There is emerging evidence that in addition to straight philanthropy through donation or foundations, Ultra High Net Worth Investors (UNHWIs)are also financing social investment. Equally, there has also been a strong growth in investment in sustainable/ethical investments through private banks and family offices on behalf of UNHWIs.
Professor Tony O’Rourke reports
The key for success in doing socially responsible investments has moved quite markedly into the investment mainstream as activities with a social, ethical or environmental impact.
As we know, the original ethical investment funds avoided industries engaged in addictive products, armaments or the exploitation of the natural environment.
Over the past decade there has been strong growth in the availability of investment products relating to green energy, recycling and climate change. There have been growing opportunities for investment in socially responsible areas such as affordable housing or community projects.
In general we have tended to see such investments as within general retail investment - investment with a conscience. What is not so obvious is that socially responsible investments have also attracted a following among High Net Wealth (HNWI) investors (above USD 1m in disposable assets) and Ultra High Net Wealth (UHNW) investors (above USD 50m in disposable assets).
The European Sustainable Investment Forum (EUROSIF) has calculated that socially responsible investments by European HNWIs and UHNWs increased by 60% (valued at EUR 421bn) between 2010 and 2012, compared to an 18% increase in overall investment in the same period.

RAW DATA:
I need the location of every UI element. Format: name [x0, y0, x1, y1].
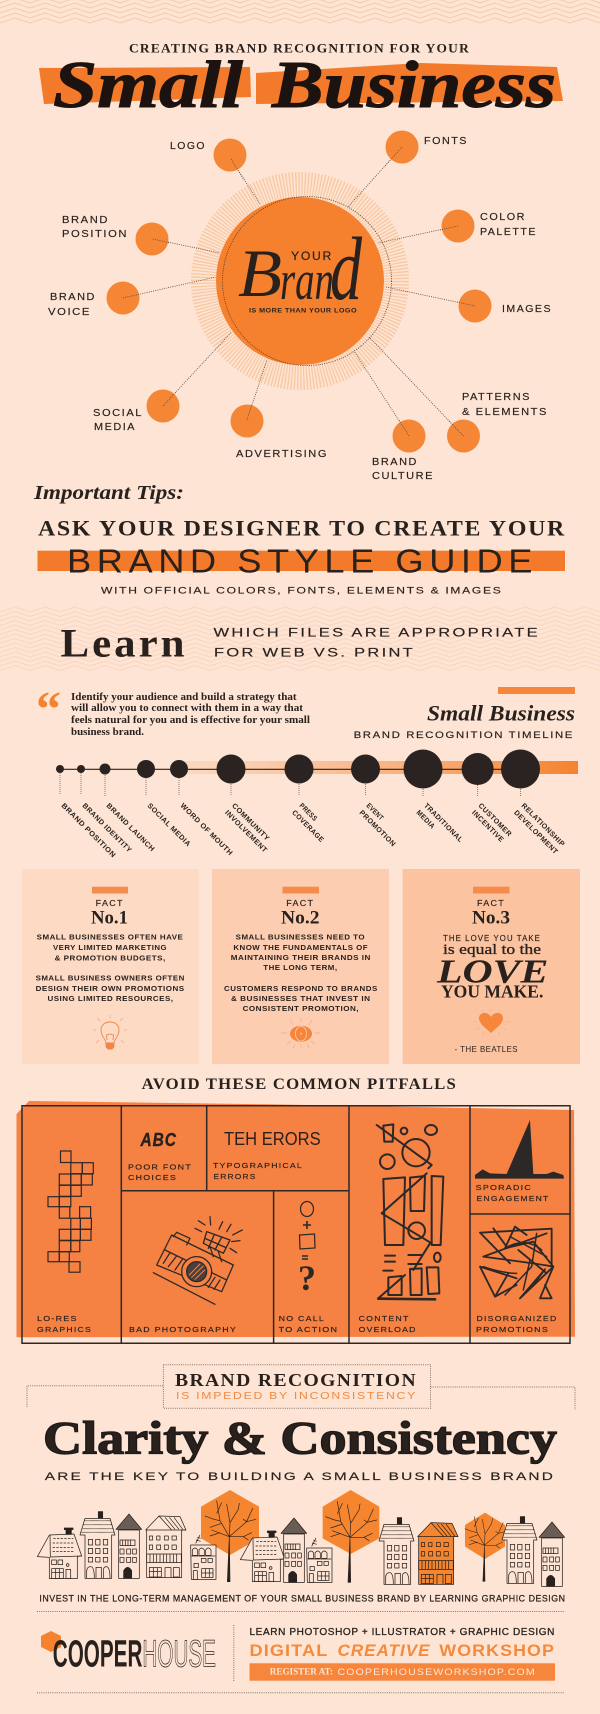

TASK DETAILS:
Please copy, word for word, the part of the socially responsible investment article that starts at "Over the past" and stops after "or community projects.".

FINAL ANSWER:
Over the past decade there has been strong growth in the availability of investment products relating to green energy, recycling and climate change. There have been growing opportunities for investment in socially responsible areas such as affordable housing or community projects.